◆ REQUIRED TASK:
Repeat the material verbatim and drop the pictures.

= = =

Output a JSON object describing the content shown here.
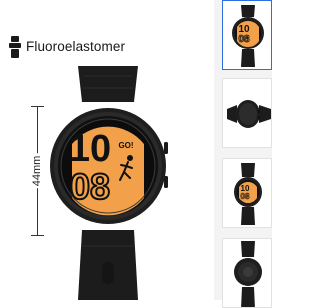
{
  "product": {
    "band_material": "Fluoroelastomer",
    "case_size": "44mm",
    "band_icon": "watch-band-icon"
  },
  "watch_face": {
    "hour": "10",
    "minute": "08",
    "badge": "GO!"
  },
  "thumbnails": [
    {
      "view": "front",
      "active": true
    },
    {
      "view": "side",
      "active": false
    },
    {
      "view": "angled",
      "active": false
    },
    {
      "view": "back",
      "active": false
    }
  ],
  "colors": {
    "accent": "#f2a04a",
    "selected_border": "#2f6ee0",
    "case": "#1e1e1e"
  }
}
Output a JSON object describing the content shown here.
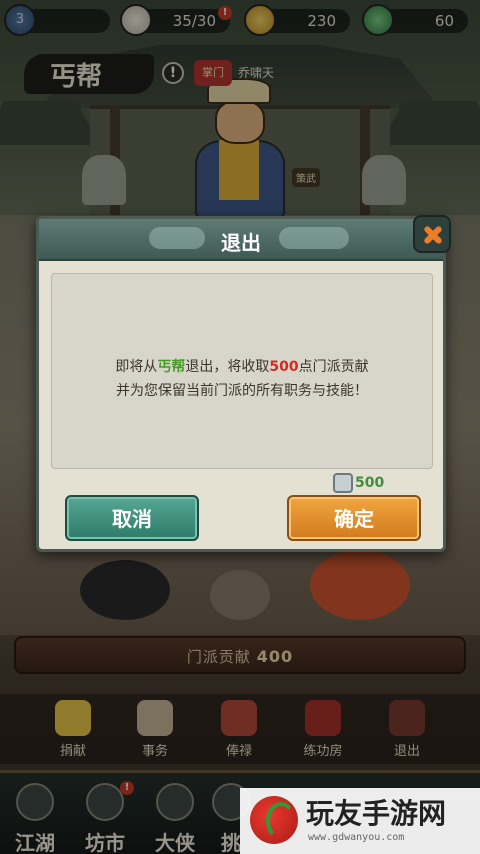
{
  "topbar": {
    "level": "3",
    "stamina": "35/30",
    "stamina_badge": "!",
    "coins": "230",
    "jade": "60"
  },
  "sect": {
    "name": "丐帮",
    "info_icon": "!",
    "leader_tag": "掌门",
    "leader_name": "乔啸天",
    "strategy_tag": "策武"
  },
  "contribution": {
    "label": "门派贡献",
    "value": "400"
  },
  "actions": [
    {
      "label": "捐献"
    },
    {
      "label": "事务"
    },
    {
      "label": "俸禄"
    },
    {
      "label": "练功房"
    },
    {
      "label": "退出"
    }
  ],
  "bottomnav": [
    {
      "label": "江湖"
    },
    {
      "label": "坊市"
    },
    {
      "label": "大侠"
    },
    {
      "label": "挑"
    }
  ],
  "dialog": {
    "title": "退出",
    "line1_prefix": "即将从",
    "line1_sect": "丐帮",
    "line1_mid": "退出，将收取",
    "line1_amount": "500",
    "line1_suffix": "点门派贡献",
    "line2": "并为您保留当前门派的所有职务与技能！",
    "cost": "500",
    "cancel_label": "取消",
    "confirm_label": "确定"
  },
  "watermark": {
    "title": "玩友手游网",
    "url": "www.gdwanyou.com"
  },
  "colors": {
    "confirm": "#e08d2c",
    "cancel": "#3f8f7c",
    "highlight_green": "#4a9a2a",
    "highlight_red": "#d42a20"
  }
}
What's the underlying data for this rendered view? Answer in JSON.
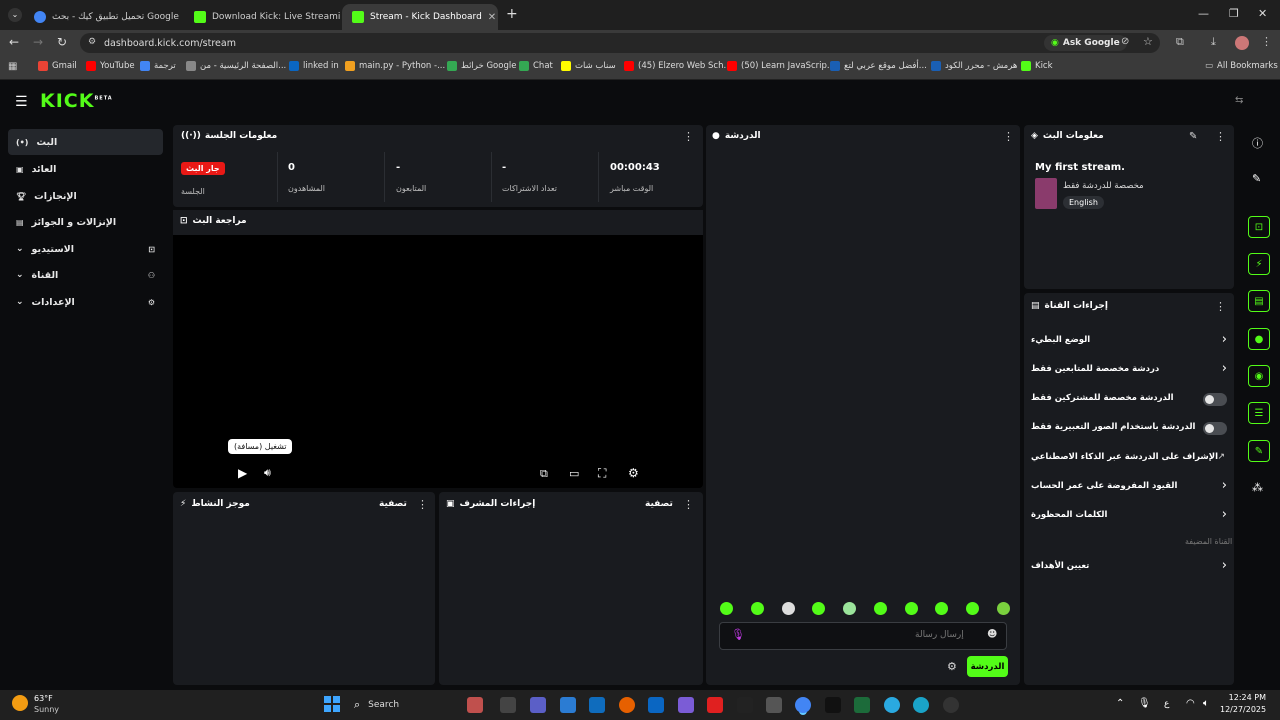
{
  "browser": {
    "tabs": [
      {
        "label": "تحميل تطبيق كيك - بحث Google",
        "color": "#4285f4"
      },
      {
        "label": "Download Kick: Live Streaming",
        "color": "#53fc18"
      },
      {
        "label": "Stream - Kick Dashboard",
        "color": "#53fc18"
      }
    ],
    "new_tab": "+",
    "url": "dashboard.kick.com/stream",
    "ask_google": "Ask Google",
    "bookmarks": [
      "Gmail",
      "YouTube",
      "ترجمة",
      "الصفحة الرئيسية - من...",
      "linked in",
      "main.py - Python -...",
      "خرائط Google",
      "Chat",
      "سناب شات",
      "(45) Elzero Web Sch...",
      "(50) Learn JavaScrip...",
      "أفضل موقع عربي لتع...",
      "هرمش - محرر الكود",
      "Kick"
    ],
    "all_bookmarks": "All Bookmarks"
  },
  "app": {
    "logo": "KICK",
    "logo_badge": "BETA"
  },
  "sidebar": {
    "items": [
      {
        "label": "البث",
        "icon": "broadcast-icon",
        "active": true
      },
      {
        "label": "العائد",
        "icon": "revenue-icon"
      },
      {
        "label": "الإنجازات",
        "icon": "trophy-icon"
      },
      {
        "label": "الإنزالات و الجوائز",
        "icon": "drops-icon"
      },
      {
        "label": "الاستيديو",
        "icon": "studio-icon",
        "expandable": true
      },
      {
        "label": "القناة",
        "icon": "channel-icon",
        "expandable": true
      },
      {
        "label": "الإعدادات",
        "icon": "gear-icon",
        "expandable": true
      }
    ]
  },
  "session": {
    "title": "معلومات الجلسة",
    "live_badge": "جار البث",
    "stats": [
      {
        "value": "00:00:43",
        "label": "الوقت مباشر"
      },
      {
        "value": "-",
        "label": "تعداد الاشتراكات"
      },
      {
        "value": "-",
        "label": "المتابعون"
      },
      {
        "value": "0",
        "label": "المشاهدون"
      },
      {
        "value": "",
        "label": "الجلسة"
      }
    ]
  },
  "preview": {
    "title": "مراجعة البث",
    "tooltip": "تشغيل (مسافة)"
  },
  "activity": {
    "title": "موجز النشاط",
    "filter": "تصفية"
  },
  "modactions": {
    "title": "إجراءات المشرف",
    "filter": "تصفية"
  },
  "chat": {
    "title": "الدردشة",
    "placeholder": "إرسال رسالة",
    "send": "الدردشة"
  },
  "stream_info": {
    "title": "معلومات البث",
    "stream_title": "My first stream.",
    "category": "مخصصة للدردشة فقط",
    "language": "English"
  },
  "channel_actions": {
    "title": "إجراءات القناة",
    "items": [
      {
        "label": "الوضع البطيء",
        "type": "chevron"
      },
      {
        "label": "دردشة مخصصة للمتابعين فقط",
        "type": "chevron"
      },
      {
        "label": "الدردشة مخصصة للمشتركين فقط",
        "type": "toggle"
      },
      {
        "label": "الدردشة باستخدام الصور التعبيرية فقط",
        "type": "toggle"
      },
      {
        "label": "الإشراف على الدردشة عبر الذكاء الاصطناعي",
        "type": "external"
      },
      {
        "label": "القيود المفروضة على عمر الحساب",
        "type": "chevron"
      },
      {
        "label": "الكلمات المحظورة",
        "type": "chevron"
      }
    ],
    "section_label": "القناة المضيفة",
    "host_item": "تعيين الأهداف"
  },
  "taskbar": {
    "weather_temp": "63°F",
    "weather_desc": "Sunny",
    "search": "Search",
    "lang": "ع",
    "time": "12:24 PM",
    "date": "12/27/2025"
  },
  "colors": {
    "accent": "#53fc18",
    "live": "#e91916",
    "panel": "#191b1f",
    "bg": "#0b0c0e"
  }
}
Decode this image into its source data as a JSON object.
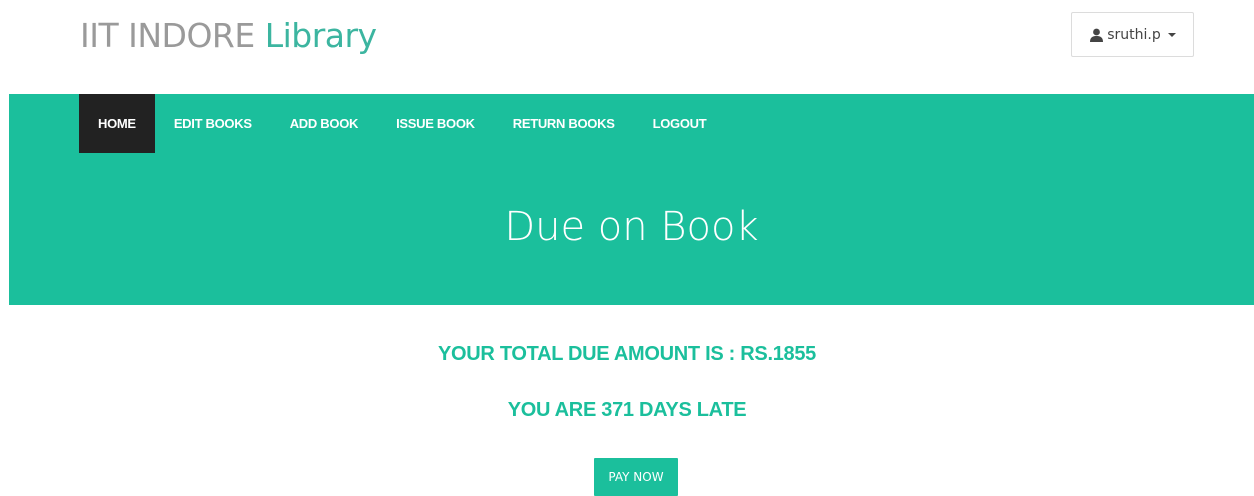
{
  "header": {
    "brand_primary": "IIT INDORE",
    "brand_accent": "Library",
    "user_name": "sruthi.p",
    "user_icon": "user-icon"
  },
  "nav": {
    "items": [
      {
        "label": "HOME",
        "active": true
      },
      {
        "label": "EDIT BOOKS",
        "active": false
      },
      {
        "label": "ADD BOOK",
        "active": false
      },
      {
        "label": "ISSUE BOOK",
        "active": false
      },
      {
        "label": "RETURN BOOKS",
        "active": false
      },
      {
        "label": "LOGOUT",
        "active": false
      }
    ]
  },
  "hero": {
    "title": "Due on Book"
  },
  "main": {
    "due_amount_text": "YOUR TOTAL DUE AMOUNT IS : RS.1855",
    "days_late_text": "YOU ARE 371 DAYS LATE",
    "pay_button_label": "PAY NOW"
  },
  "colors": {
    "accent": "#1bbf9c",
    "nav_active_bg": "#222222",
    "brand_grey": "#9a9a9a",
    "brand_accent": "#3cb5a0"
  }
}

= = =

◆ RESPONSE FOR THIS EXERCISE:
Output a JSON object describing the content shown here.
{
  "product": {
    "band_material": "Fluoroelastomer",
    "case_size": "44mm",
    "band_icon": "watch-band-icon"
  },
  "watch_face": {
    "hour": "10",
    "minute": "08",
    "badge": "GO!"
  },
  "thumbnails": [
    {
      "view": "front",
      "active": true
    },
    {
      "view": "side",
      "active": false
    },
    {
      "view": "angled",
      "active": false
    },
    {
      "view": "back",
      "active": false
    }
  ],
  "colors": {
    "accent": "#f2a04a",
    "selected_border": "#2f6ee0",
    "case": "#1e1e1e"
  }
}
Output a JSON object describing the content shown here.
{
  "topbar": {
    "level": "3",
    "stamina": "35/30",
    "stamina_badge": "!",
    "coins": "230",
    "jade": "60"
  },
  "sect": {
    "name": "丐帮",
    "info_icon": "!",
    "leader_tag": "掌门",
    "leader_name": "乔啸天",
    "strategy_tag": "策武"
  },
  "contribution": {
    "label": "门派贡献",
    "value": "400"
  },
  "actions": [
    {
      "label": "捐献"
    },
    {
      "label": "事务"
    },
    {
      "label": "俸禄"
    },
    {
      "label": "练功房"
    },
    {
      "label": "退出"
    }
  ],
  "bottomnav": [
    {
      "label": "江湖"
    },
    {
      "label": "坊市"
    },
    {
      "label": "大侠"
    },
    {
      "label": "挑"
    }
  ],
  "dialog": {
    "title": "退出",
    "line1_prefix": "即将从",
    "line1_sect": "丐帮",
    "line1_mid": "退出，将收取",
    "line1_amount": "500",
    "line1_suffix": "点门派贡献",
    "line2": "并为您保留当前门派的所有职务与技能！",
    "cost": "500",
    "cancel_label": "取消",
    "confirm_label": "确定"
  },
  "watermark": {
    "title": "玩友手游网",
    "url": "www.gdwanyou.com"
  },
  "colors": {
    "confirm": "#e08d2c",
    "cancel": "#3f8f7c",
    "highlight_green": "#4a9a2a",
    "highlight_red": "#d42a20"
  }
}
What's the underlying data for this rendered view? Answer in JSON.
{
  "browser": {
    "tabs": [
      {
        "label": "تحميل تطبيق كيك - بحث Google",
        "color": "#4285f4"
      },
      {
        "label": "Download Kick: Live Streaming",
        "color": "#53fc18"
      },
      {
        "label": "Stream - Kick Dashboard",
        "color": "#53fc18"
      }
    ],
    "new_tab": "+",
    "url": "dashboard.kick.com/stream",
    "ask_google": "Ask Google",
    "bookmarks": [
      "Gmail",
      "YouTube",
      "ترجمة",
      "الصفحة الرئيسية - من...",
      "linked in",
      "main.py - Python -...",
      "خرائط Google",
      "Chat",
      "سناب شات",
      "(45) Elzero Web Sch...",
      "(50) Learn JavaScrip...",
      "أفضل موقع عربي لتع...",
      "هرمش - محرر الكود",
      "Kick"
    ],
    "all_bookmarks": "All Bookmarks"
  },
  "app": {
    "logo": "KICK",
    "logo_badge": "BETA"
  },
  "sidebar": {
    "items": [
      {
        "label": "البث",
        "icon": "broadcast-icon",
        "active": true
      },
      {
        "label": "العائد",
        "icon": "revenue-icon"
      },
      {
        "label": "الإنجازات",
        "icon": "trophy-icon"
      },
      {
        "label": "الإنزالات و الجوائز",
        "icon": "drops-icon"
      },
      {
        "label": "الاستيديو",
        "icon": "studio-icon",
        "expandable": true
      },
      {
        "label": "القناة",
        "icon": "channel-icon",
        "expandable": true
      },
      {
        "label": "الإعدادات",
        "icon": "gear-icon",
        "expandable": true
      }
    ]
  },
  "session": {
    "title": "معلومات الجلسة",
    "live_badge": "جار البث",
    "stats": [
      {
        "value": "00:00:43",
        "label": "الوقت مباشر"
      },
      {
        "value": "-",
        "label": "تعداد الاشتراكات"
      },
      {
        "value": "-",
        "label": "المتابعون"
      },
      {
        "value": "0",
        "label": "المشاهدون"
      },
      {
        "value": "",
        "label": "الجلسة"
      }
    ]
  },
  "preview": {
    "title": "مراجعة البث",
    "tooltip": "تشغيل (مسافة)"
  },
  "activity": {
    "title": "موجز النشاط",
    "filter": "تصفية"
  },
  "modactions": {
    "title": "إجراءات المشرف",
    "filter": "تصفية"
  },
  "chat": {
    "title": "الدردشة",
    "placeholder": "إرسال رسالة",
    "send": "الدردشة"
  },
  "stream_info": {
    "title": "معلومات البث",
    "stream_title": "My first stream.",
    "category": "مخصصة للدردشة فقط",
    "language": "English"
  },
  "channel_actions": {
    "title": "إجراءات القناة",
    "items": [
      {
        "label": "الوضع البطيء",
        "type": "chevron"
      },
      {
        "label": "دردشة مخصصة للمتابعين فقط",
        "type": "chevron"
      },
      {
        "label": "الدردشة مخصصة للمشتركين فقط",
        "type": "toggle"
      },
      {
        "label": "الدردشة باستخدام الصور التعبيرية فقط",
        "type": "toggle"
      },
      {
        "label": "الإشراف على الدردشة عبر الذكاء الاصطناعي",
        "type": "external"
      },
      {
        "label": "القيود المفروضة على عمر الحساب",
        "type": "chevron"
      },
      {
        "label": "الكلمات المحظورة",
        "type": "chevron"
      }
    ],
    "section_label": "القناة المضيفة",
    "host_item": "تعيين الأهداف"
  },
  "taskbar": {
    "weather_temp": "63°F",
    "weather_desc": "Sunny",
    "search": "Search",
    "lang": "ع",
    "time": "12:24 PM",
    "date": "12/27/2025"
  },
  "colors": {
    "accent": "#53fc18",
    "live": "#e91916",
    "panel": "#191b1f",
    "bg": "#0b0c0e"
  }
}
Decode this image into its source data as a JSON object.
{
  "header": {
    "brand_primary": "IIT INDORE",
    "brand_accent": "Library",
    "user_name": "sruthi.p",
    "user_icon": "user-icon"
  },
  "nav": {
    "items": [
      {
        "label": "HOME",
        "active": true
      },
      {
        "label": "EDIT BOOKS",
        "active": false
      },
      {
        "label": "ADD BOOK",
        "active": false
      },
      {
        "label": "ISSUE BOOK",
        "active": false
      },
      {
        "label": "RETURN BOOKS",
        "active": false
      },
      {
        "label": "LOGOUT",
        "active": false
      }
    ]
  },
  "hero": {
    "title": "Due on Book"
  },
  "main": {
    "due_amount_text": "YOUR TOTAL DUE AMOUNT IS : RS.1855",
    "days_late_text": "YOU ARE 371 DAYS LATE",
    "pay_button_label": "PAY NOW"
  },
  "colors": {
    "accent": "#1bbf9c",
    "nav_active_bg": "#222222",
    "brand_grey": "#9a9a9a",
    "brand_accent": "#3cb5a0"
  }
}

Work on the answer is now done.